> **Stated problem**: Count how many lines in the material below hold the word "requested"; the reply is that number alone.

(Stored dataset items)
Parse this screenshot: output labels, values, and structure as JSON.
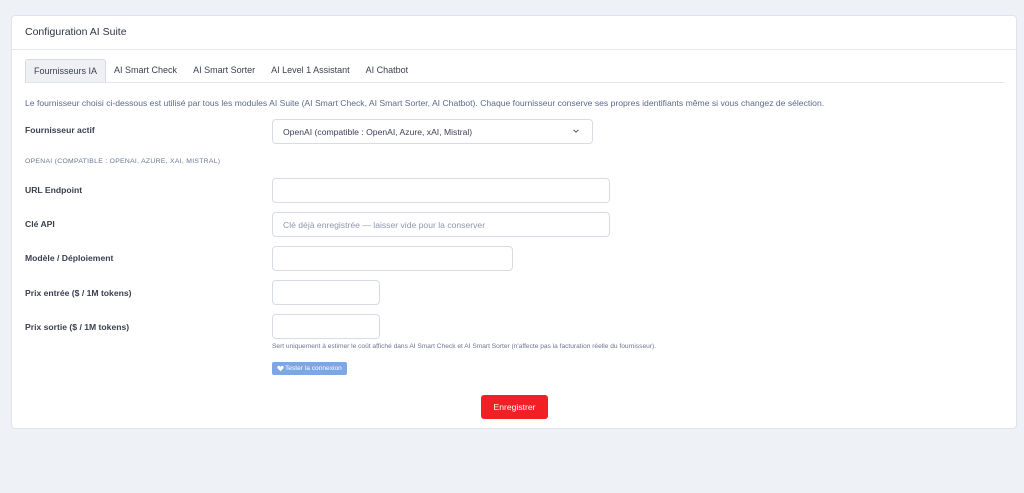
{
  "header": {
    "title": "Configuration AI Suite"
  },
  "tabs": [
    {
      "label": "Fournisseurs IA",
      "active": true
    },
    {
      "label": "AI Smart Check",
      "active": false
    },
    {
      "label": "AI Smart Sorter",
      "active": false
    },
    {
      "label": "AI Level 1 Assistant",
      "active": false
    },
    {
      "label": "AI Chatbot",
      "active": false
    }
  ],
  "intro": "Le fournisseur choisi ci-dessous est utilisé par tous les modules AI Suite (AI Smart Check, AI Smart Sorter, AI Chatbot). Chaque fournisseur conserve ses propres identifiants même si vous changez de sélection.",
  "provider": {
    "label": "Fournisseur actif",
    "selected": "OpenAI (compatible : OpenAI, Azure, xAI, Mistral)"
  },
  "section_title": "OPENAI (COMPATIBLE : OPENAI, AZURE, XAI, MISTRAL)",
  "fields": {
    "endpoint": {
      "label": "URL Endpoint",
      "value": ""
    },
    "api_key": {
      "label": "Clé API",
      "placeholder": "Clé déjà enregistrée — laisser vide pour la conserver",
      "value": ""
    },
    "model": {
      "label": "Modèle / Déploiement",
      "value": ""
    },
    "price_in": {
      "label": "Prix entrée ($ / 1M tokens)",
      "value": ""
    },
    "price_out": {
      "label": "Prix sortie ($ / 1M tokens)",
      "value": ""
    }
  },
  "hint": "Sert uniquement à estimer le coût affiché dans AI Smart Check et AI Smart Sorter (n'affecte pas la facturation réelle du fournisseur).",
  "buttons": {
    "test_label": "Tester la connexion",
    "test_icon": "heart-icon",
    "save_label": "Enregistrer"
  },
  "colors": {
    "accent": "#f21f24",
    "test_button": "#7ba7e6",
    "background": "#eef1f6"
  }
}
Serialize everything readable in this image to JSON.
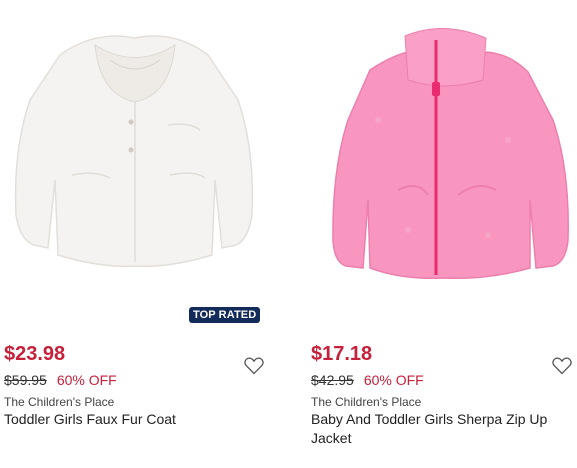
{
  "products": [
    {
      "badge": "TOP RATED",
      "price": "$23.98",
      "original_price": "$59.95",
      "discount": "60% OFF",
      "brand": "The Children's Place",
      "name": "Toddler Girls Faux Fur Coat",
      "image_color": "#f3f1ee",
      "icon": "heart-outline-icon"
    },
    {
      "price": "$17.18",
      "original_price": "$42.95",
      "discount": "60% OFF",
      "brand": "The Children's Place",
      "name": "Baby And Toddler Girls Sherpa Zip Up Jacket",
      "image_color": "#f79ac2",
      "icon": "heart-outline-icon"
    }
  ]
}
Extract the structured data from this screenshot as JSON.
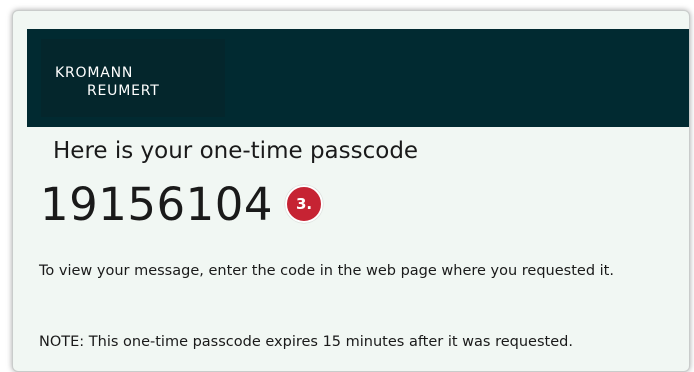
{
  "email": {
    "brand": {
      "line1": "KROMANN",
      "line2": "REUMERT"
    },
    "heading": "Here is your one-time passcode",
    "passcode": "19156104",
    "step_badge": "3.",
    "instructions": "To view your message, enter the code in the web page where you requested it.",
    "note": "NOTE: This one-time passcode expires 15 minutes after it was requested."
  },
  "colors": {
    "banner": "#012a31",
    "background": "#f1f7f3",
    "badge": "#c62333"
  }
}
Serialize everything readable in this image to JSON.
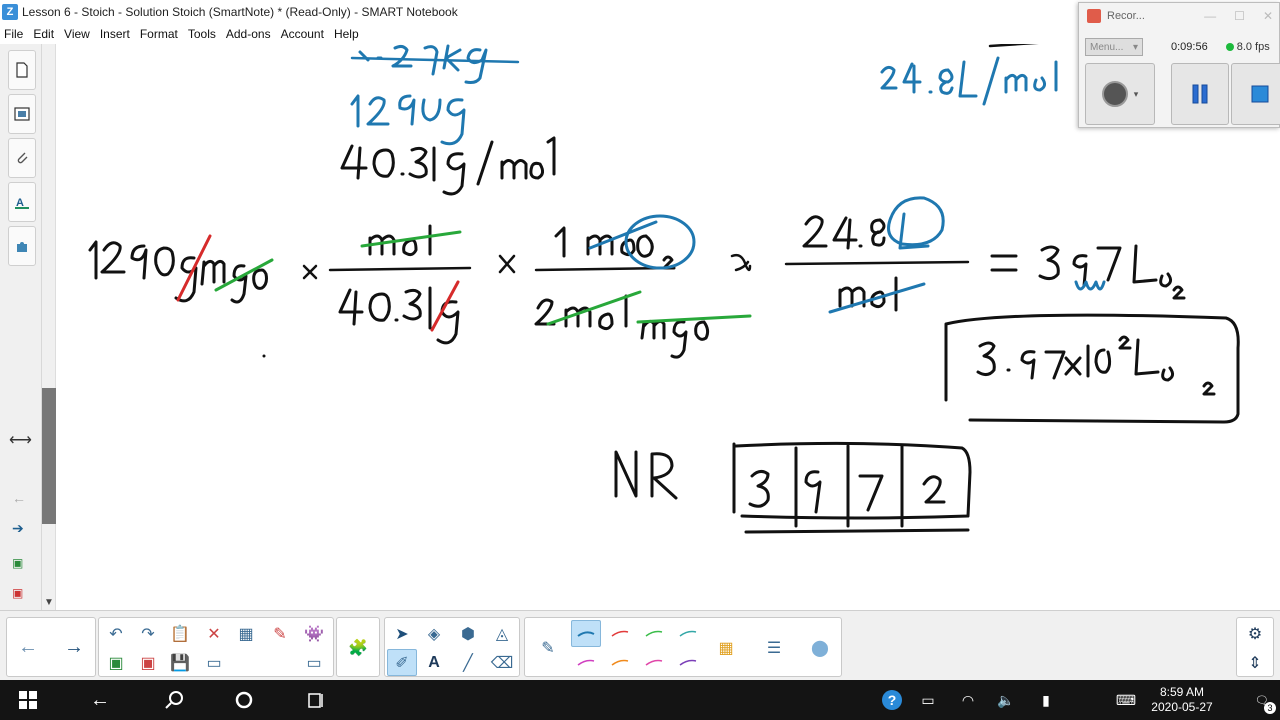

> **Finished exercise**: 2